▶ [Written instruction] Edit the listing below so that every "rating-dot-empty" becomes "rating-dot-unfilled", keeping all other text the same. Leave the pictures out of your answer.

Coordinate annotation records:
-------
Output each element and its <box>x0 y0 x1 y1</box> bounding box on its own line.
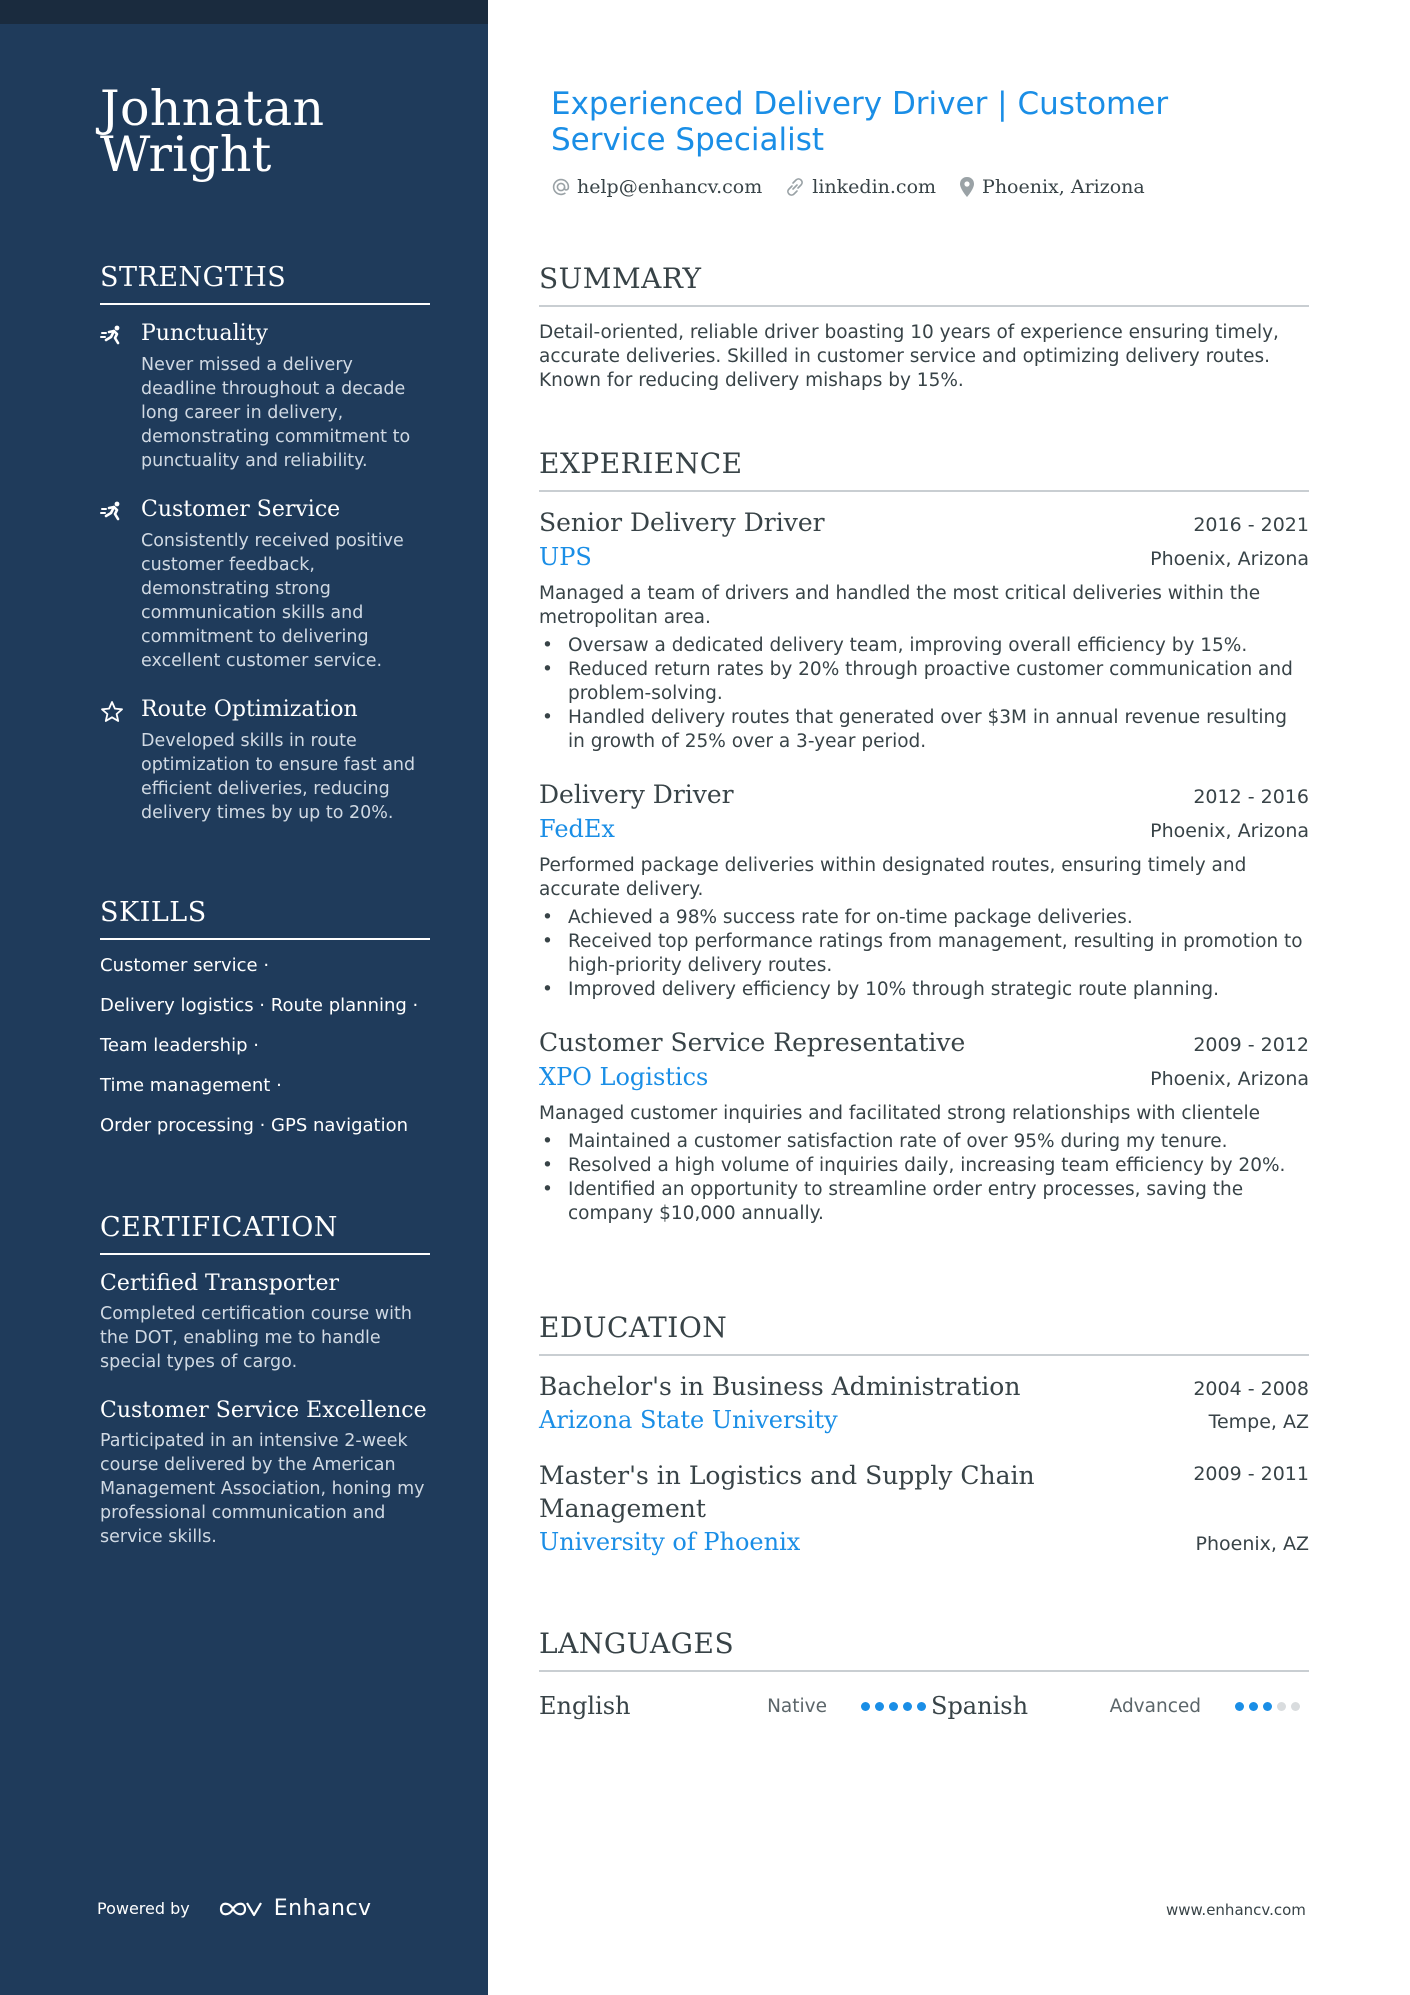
language-item <box>539 1692 931 1720</box>
language-rating <box>861 1702 931 1711</box>
job-entry <box>539 1026 1309 1226</box>
contact-info <box>551 176 1167 198</box>
rating-dot-filled <box>1263 1702 1272 1711</box>
strength-item <box>100 319 430 473</box>
rating-dot-filled <box>917 1702 926 1711</box>
sidebar-top-bar <box>0 0 488 24</box>
language-rating <box>1235 1702 1305 1711</box>
rating-dot-filled <box>1235 1702 1244 1711</box>
job-dates: 2016 - 2021 <box>1193 514 1309 536</box>
skills-heading: SKILLS <box>100 897 430 940</box>
job-description: Performed package deliveries within designated routes, ensuring timely and accurate delivery. <box>539 855 1247 900</box>
job-description: Managed customer inquiries and facilitated strong relationships with clientele <box>539 1103 1261 1124</box>
job-bullet: • Oversaw a dedicated delivery team, improving overall efficiency by 15%. <box>539 634 1309 658</box>
education-section <box>539 1311 1309 1581</box>
job-location: Phoenix, Arizona <box>1150 1068 1309 1090</box>
map-pin-icon <box>958 176 976 198</box>
job-bullet: • Improved delivery efficiency by 10% through strategic route planning. <box>539 978 1309 1002</box>
job-bullets <box>539 1130 1309 1226</box>
linkedin-text: linkedin.com <box>812 176 937 198</box>
education-location: Phoenix, AZ <box>1195 1533 1309 1555</box>
language-name: English <box>539 1692 631 1720</box>
languages-heading: LANGUAGES <box>539 1627 1309 1672</box>
certification-description: Completed certification course with the DOT, enabling me to handle special types of cargo. <box>100 1304 412 1372</box>
star-icon <box>100 700 124 724</box>
rating-dot-empty <box>1277 1702 1286 1711</box>
skill-row: Delivery logistics · Route planning · <box>100 995 419 1016</box>
summary-heading: SUMMARY <box>539 262 1309 307</box>
job-bullet: • Achieved a 98% success rate for on-time package deliveries. <box>539 906 1309 930</box>
education-entry <box>539 1459 1309 1559</box>
rating-dot-empty <box>1291 1702 1300 1711</box>
education-entry <box>539 1370 1309 1437</box>
location-text: Phoenix, Arizona <box>982 176 1145 198</box>
powered-by <box>97 1896 372 1921</box>
job-title: Customer Service Representative <box>539 1028 966 1057</box>
rating-dot-filled <box>861 1702 870 1711</box>
job-entry <box>539 506 1309 754</box>
languages-section <box>539 1627 1309 1726</box>
strength-title: Customer Service <box>141 497 341 522</box>
email-text: help@enhancv.com <box>577 176 763 198</box>
education-school: Arizona State University <box>539 1406 838 1434</box>
powered-by-label: Powered by <box>97 1899 190 1918</box>
enhancv-logo[interactable] <box>218 1896 372 1921</box>
education-heading: EDUCATION <box>539 1311 1309 1356</box>
strengths-heading: STRENGTHS <box>100 262 430 305</box>
job-dates: 2009 - 2012 <box>1193 1034 1309 1056</box>
job-dates: 2012 - 2016 <box>1193 786 1309 808</box>
job-company: UPS <box>539 543 592 571</box>
job-bullet: • Reduced return rates by 20% through proactive customer communication and problem-solving. <box>539 658 1309 706</box>
fast-run-icon <box>100 324 124 348</box>
strength-description: Developed skills in route optimization to ensure fast and efficient deliveries, reducing delivery times by up to 20%. <box>141 731 416 823</box>
strengths-section <box>100 262 430 847</box>
fast-run-icon <box>100 500 124 524</box>
strength-title: Punctuality <box>141 321 268 346</box>
education-dates: 2009 - 2011 <box>1193 1463 1309 1485</box>
job-company: FedEx <box>539 815 615 843</box>
job-entry <box>539 778 1309 1002</box>
strength-item <box>100 495 430 673</box>
certification-title: Customer Service Excellence <box>100 1398 427 1423</box>
headline: Experienced Delivery Driver | Customer Service Specialist <box>551 86 1169 158</box>
rating-dot-filled <box>875 1702 884 1711</box>
rating-dot-filled <box>1249 1702 1258 1711</box>
rating-dot-filled <box>903 1702 912 1711</box>
certification-section <box>100 1212 430 1571</box>
job-bullets <box>539 634 1309 754</box>
certification-item <box>100 1396 430 1549</box>
certification-description: Participated in an intensive 2-week course delivered by the American Management Association, honing my professional communication and service skills. <box>100 1431 425 1547</box>
job-bullet: • Identified an opportunity to streamline order entry processes, saving the company $10,000 annually. <box>539 1178 1309 1226</box>
job-location: Phoenix, Arizona <box>1150 548 1309 570</box>
candidate-name: Johnatan Wright <box>100 80 325 183</box>
contact-location <box>958 176 1145 198</box>
contact-linkedin[interactable] <box>784 176 936 198</box>
job-bullet: • Handled delivery routes that generated over $3M in annual revenue resulting in growth of 25% over a 3-year period. <box>539 706 1309 754</box>
language-level: Native <box>767 1695 827 1717</box>
certification-item <box>100 1269 430 1374</box>
contact-email[interactable] <box>551 176 762 198</box>
link-icon <box>784 177 806 197</box>
rating-dot-filled <box>889 1702 898 1711</box>
strength-description: Never missed a delivery deadline throughout a decade long career in delivery, demonstrating commitment to punctuality and reliability. <box>141 355 411 471</box>
education-degree: Master's in Logistics and Supply Chain Management <box>539 1461 1035 1523</box>
enhancv-brand-name: Enhancv <box>273 1896 372 1921</box>
education-dates: 2004 - 2008 <box>1193 1378 1309 1400</box>
skill-row: Time management · <box>100 1075 282 1096</box>
experience-section <box>539 447 1309 1250</box>
job-title: Delivery Driver <box>539 780 734 809</box>
education-degree: Bachelor's in Business Administration <box>539 1372 1021 1401</box>
skills-section <box>100 897 430 1154</box>
experience-heading: EXPERIENCE <box>539 447 1309 492</box>
job-company: XPO Logistics <box>539 1063 709 1091</box>
summary-text: Detail-oriented, reliable driver boasting 10 years of experience ensuring timely, accurate deliveries. Skilled in customer service and optimizing delivery routes. Known for reducing delivery mishaps by 15%. <box>539 322 1279 391</box>
languages-row <box>539 1686 1309 1726</box>
strength-title: Route Optimization <box>141 697 358 722</box>
education-location: Tempe, AZ <box>1208 1411 1309 1433</box>
job-bullet: • Maintained a customer satisfaction rate of over 95% during my tenure. <box>539 1130 1309 1154</box>
certification-heading: CERTIFICATION <box>100 1212 430 1255</box>
strength-description: Consistently received positive customer feedback, demonstrating strong communication skills and commitment to delivering excellent customer service. <box>141 531 404 671</box>
language-level: Advanced <box>1109 1695 1201 1717</box>
job-bullet: • Resolved a high volume of inquiries daily, increasing team efficiency by 20%. <box>539 1154 1309 1178</box>
strength-item <box>100 695 430 825</box>
job-location: Phoenix, Arizona <box>1150 820 1309 842</box>
enhancv-logo-icon <box>218 1898 264 1920</box>
job-bullets <box>539 906 1309 1002</box>
language-item <box>931 1692 1309 1720</box>
certification-title: Certified Transporter <box>100 1271 340 1296</box>
summary-section <box>539 262 1309 393</box>
skill-row: Order processing · GPS navigation <box>100 1115 409 1136</box>
job-title: Senior Delivery Driver <box>539 508 825 537</box>
language-name: Spanish <box>931 1692 1029 1720</box>
job-description: Managed a team of drivers and handled the most critical deliveries within the metropolitan area. <box>539 583 1261 628</box>
skill-row: Team leadership · <box>100 1035 259 1056</box>
footer-url[interactable]: www.enhancv.com <box>1166 1901 1306 1919</box>
education-school: University of Phoenix <box>539 1528 801 1556</box>
skill-row: Customer service · <box>100 955 270 976</box>
job-bullet: • Received top performance ratings from management, resulting in promotion to high-priority delivery routes. <box>539 930 1309 978</box>
at-sign-icon <box>551 177 571 197</box>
-------
▶ [Answer to this task]
Output each element and its <box>x0 y0 x1 y1</box> bounding box on its own line.
language-item <box>539 1692 931 1720</box>
language-rating <box>861 1702 931 1711</box>
job-entry <box>539 1026 1309 1226</box>
contact-info <box>551 176 1167 198</box>
rating-dot-filled <box>1263 1702 1272 1711</box>
strength-item <box>100 319 430 473</box>
rating-dot-filled <box>917 1702 926 1711</box>
sidebar-top-bar <box>0 0 488 24</box>
language-rating <box>1235 1702 1305 1711</box>
rating-dot-filled <box>1235 1702 1244 1711</box>
job-dates: 2016 - 2021 <box>1193 514 1309 536</box>
skills-heading: SKILLS <box>100 897 430 940</box>
job-description: Performed package deliveries within designated routes, ensuring timely and accurate delivery. <box>539 855 1247 900</box>
job-description: Managed customer inquiries and facilitated strong relationships with clientele <box>539 1103 1261 1124</box>
job-bullet: • Oversaw a dedicated delivery team, improving overall efficiency by 15%. <box>539 634 1309 658</box>
education-section <box>539 1311 1309 1581</box>
job-location: Phoenix, Arizona <box>1150 1068 1309 1090</box>
map-pin-icon <box>958 176 976 198</box>
job-bullet: • Improved delivery efficiency by 10% through strategic route planning. <box>539 978 1309 1002</box>
job-bullets <box>539 1130 1309 1226</box>
linkedin-text: linkedin.com <box>812 176 937 198</box>
education-location: Phoenix, AZ <box>1195 1533 1309 1555</box>
language-name: English <box>539 1692 631 1720</box>
languages-heading: LANGUAGES <box>539 1627 1309 1672</box>
certification-description: Completed certification course with the DOT, enabling me to handle special types of cargo. <box>100 1304 412 1372</box>
star-icon <box>100 700 124 724</box>
rating-dot-unfilled <box>1277 1702 1286 1711</box>
skill-row: Delivery logistics · Route planning · <box>100 995 419 1016</box>
summary-heading: SUMMARY <box>539 262 1309 307</box>
job-bullet: • Achieved a 98% success rate for on-time package deliveries. <box>539 906 1309 930</box>
education-entry <box>539 1459 1309 1559</box>
rating-dot-unfilled <box>1291 1702 1300 1711</box>
education-entry <box>539 1370 1309 1437</box>
location-text: Phoenix, Arizona <box>982 176 1145 198</box>
powered-by <box>97 1896 372 1921</box>
job-title: Customer Service Representative <box>539 1028 966 1057</box>
rating-dot-filled <box>861 1702 870 1711</box>
job-entry <box>539 506 1309 754</box>
languages-section <box>539 1627 1309 1726</box>
strength-title: Customer Service <box>141 497 341 522</box>
email-text: help@enhancv.com <box>577 176 763 198</box>
education-school: Arizona State University <box>539 1406 838 1434</box>
powered-by-label: Powered by <box>97 1899 190 1918</box>
enhancv-logo[interactable] <box>218 1896 372 1921</box>
education-heading: EDUCATION <box>539 1311 1309 1356</box>
strengths-heading: STRENGTHS <box>100 262 430 305</box>
job-dates: 2009 - 2012 <box>1193 1034 1309 1056</box>
job-dates: 2012 - 2016 <box>1193 786 1309 808</box>
job-company: UPS <box>539 543 592 571</box>
job-bullet: • Reduced return rates by 20% through proactive customer communication and problem-solving. <box>539 658 1309 706</box>
fast-run-icon <box>100 324 124 348</box>
strength-description: Developed skills in route optimization to ensure fast and efficient deliveries, reducing delivery times by up to 20%. <box>141 731 416 823</box>
strengths-section <box>100 262 430 847</box>
fast-run-icon <box>100 500 124 524</box>
strength-title: Punctuality <box>141 321 268 346</box>
education-dates: 2009 - 2011 <box>1193 1463 1309 1485</box>
job-company: FedEx <box>539 815 615 843</box>
job-entry <box>539 778 1309 1002</box>
strength-item <box>100 495 430 673</box>
certification-title: Customer Service Excellence <box>100 1398 427 1423</box>
headline: Experienced Delivery Driver | Customer Service Specialist <box>551 86 1169 158</box>
rating-dot-filled <box>875 1702 884 1711</box>
rating-dot-filled <box>1249 1702 1258 1711</box>
rating-dot-filled <box>903 1702 912 1711</box>
certification-section <box>100 1212 430 1571</box>
job-bullets <box>539 634 1309 754</box>
certification-item <box>100 1396 430 1549</box>
certification-description: Participated in an intensive 2-week course delivered by the American Management Association, honing my professional communication and service skills. <box>100 1431 425 1547</box>
job-bullet: • Identified an opportunity to streamline order entry processes, saving the company $10,000 annually. <box>539 1178 1309 1226</box>
job-location: Phoenix, Arizona <box>1150 548 1309 570</box>
candidate-name: Johnatan Wright <box>100 80 325 183</box>
contact-location <box>958 176 1145 198</box>
contact-linkedin[interactable] <box>784 176 936 198</box>
job-bullet: • Handled delivery routes that generated over $3M in annual revenue resulting in growth of 25% over a 3-year period. <box>539 706 1309 754</box>
language-level: Native <box>767 1695 827 1717</box>
certification-item <box>100 1269 430 1374</box>
contact-email[interactable] <box>551 176 762 198</box>
link-icon <box>784 177 806 197</box>
rating-dot-filled <box>889 1702 898 1711</box>
strength-description: Never missed a delivery deadline throughout a decade long career in delivery, demonstrating commitment to punctuality and reliability. <box>141 355 411 471</box>
education-degree: Master's in Logistics and Supply Chain Management <box>539 1461 1035 1523</box>
enhancv-brand-name: Enhancv <box>273 1896 372 1921</box>
education-dates: 2004 - 2008 <box>1193 1378 1309 1400</box>
skill-row: Time management · <box>100 1075 282 1096</box>
experience-section <box>539 447 1309 1250</box>
job-title: Delivery Driver <box>539 780 734 809</box>
education-degree: Bachelor's in Business Administration <box>539 1372 1021 1401</box>
skills-section <box>100 897 430 1154</box>
experience-heading: EXPERIENCE <box>539 447 1309 492</box>
job-company: XPO Logistics <box>539 1063 709 1091</box>
summary-text: Detail-oriented, reliable driver boasting 10 years of experience ensuring timely, accurate deliveries. Skilled in customer service and optimizing delivery routes. Known for reducing delivery mishaps by 15%. <box>539 322 1279 391</box>
languages-row <box>539 1686 1309 1726</box>
strength-title: Route Optimization <box>141 697 358 722</box>
education-location: Tempe, AZ <box>1208 1411 1309 1433</box>
job-bullet: • Maintained a customer satisfaction rate of over 95% during my tenure. <box>539 1130 1309 1154</box>
certification-heading: CERTIFICATION <box>100 1212 430 1255</box>
strength-description: Consistently received positive customer feedback, demonstrating strong communication skills and commitment to delivering excellent customer service. <box>141 531 404 671</box>
language-level: Advanced <box>1109 1695 1201 1717</box>
job-bullet: • Resolved a high volume of inquiries daily, increasing team efficiency by 20%. <box>539 1154 1309 1178</box>
strength-item <box>100 695 430 825</box>
job-location: Phoenix, Arizona <box>1150 820 1309 842</box>
enhancv-logo-icon <box>218 1898 264 1920</box>
job-bullets <box>539 906 1309 1002</box>
language-item <box>931 1692 1309 1720</box>
certification-title: Certified Transporter <box>100 1271 340 1296</box>
summary-section <box>539 262 1309 393</box>
skill-row: Order processing · GPS navigation <box>100 1115 409 1136</box>
job-title: Senior Delivery Driver <box>539 508 825 537</box>
language-name: Spanish <box>931 1692 1029 1720</box>
job-description: Managed a team of drivers and handled the most critical deliveries within the metropolitan area. <box>539 583 1261 628</box>
skill-row: Team leadership · <box>100 1035 259 1056</box>
footer-url[interactable]: www.enhancv.com <box>1166 1901 1306 1919</box>
education-school: University of Phoenix <box>539 1528 801 1556</box>
skill-row: Customer service · <box>100 955 270 976</box>
job-bullet: • Received top performance ratings from management, resulting in promotion to high-priority delivery routes. <box>539 930 1309 978</box>
at-sign-icon <box>551 177 571 197</box>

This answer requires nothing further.